Stated exercise:
From the listing below, pick out each line with the word "일부전용".

━━━━━ The data ━━━━━

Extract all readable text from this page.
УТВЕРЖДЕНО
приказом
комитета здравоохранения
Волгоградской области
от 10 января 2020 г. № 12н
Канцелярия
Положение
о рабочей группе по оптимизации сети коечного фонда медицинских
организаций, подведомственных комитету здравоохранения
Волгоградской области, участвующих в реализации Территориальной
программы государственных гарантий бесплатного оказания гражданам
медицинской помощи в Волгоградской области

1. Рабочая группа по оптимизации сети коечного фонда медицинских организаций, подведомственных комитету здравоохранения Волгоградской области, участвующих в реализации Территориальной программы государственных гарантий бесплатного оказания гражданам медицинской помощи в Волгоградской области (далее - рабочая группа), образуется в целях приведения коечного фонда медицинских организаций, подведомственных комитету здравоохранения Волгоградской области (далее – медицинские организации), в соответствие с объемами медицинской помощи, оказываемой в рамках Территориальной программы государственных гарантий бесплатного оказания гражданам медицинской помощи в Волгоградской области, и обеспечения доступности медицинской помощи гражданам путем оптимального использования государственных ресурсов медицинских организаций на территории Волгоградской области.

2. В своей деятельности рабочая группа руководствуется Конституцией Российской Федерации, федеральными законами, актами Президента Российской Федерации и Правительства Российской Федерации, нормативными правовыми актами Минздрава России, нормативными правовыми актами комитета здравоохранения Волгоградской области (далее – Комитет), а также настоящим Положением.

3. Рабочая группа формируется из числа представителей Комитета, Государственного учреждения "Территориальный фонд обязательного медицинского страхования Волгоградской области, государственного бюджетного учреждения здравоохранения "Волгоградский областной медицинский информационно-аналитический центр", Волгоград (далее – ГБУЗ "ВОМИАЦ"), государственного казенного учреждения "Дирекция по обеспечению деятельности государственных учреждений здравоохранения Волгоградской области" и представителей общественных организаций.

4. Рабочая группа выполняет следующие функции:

━━━━━
━━━━━ The data ━━━━━

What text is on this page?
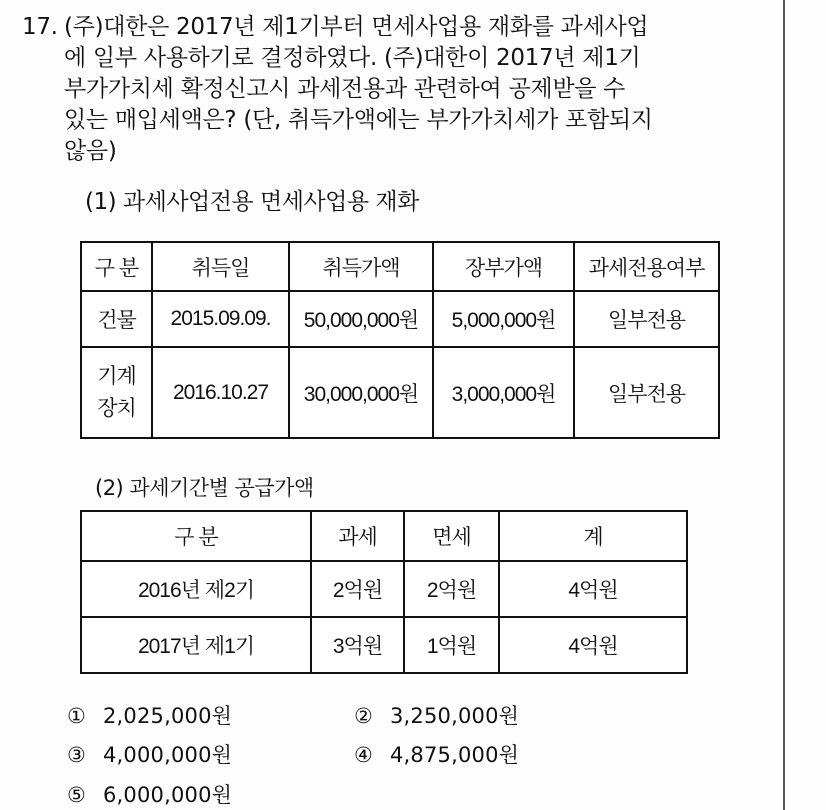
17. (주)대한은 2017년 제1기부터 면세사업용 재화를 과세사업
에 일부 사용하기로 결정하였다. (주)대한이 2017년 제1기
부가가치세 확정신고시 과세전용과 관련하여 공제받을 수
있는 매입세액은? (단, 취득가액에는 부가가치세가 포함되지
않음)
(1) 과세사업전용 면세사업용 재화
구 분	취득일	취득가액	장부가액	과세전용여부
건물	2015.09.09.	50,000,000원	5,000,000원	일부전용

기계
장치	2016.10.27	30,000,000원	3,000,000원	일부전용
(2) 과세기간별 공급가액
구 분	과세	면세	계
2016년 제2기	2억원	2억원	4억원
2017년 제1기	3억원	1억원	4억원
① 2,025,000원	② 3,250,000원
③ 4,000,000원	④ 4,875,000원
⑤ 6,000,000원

━━━━━

Solution to the problem:
건물	2015.09.09.	50,000,000원	5,000,000원	일부전용
장치	2016.10.27	30,000,000원	3,000,000원	일부전용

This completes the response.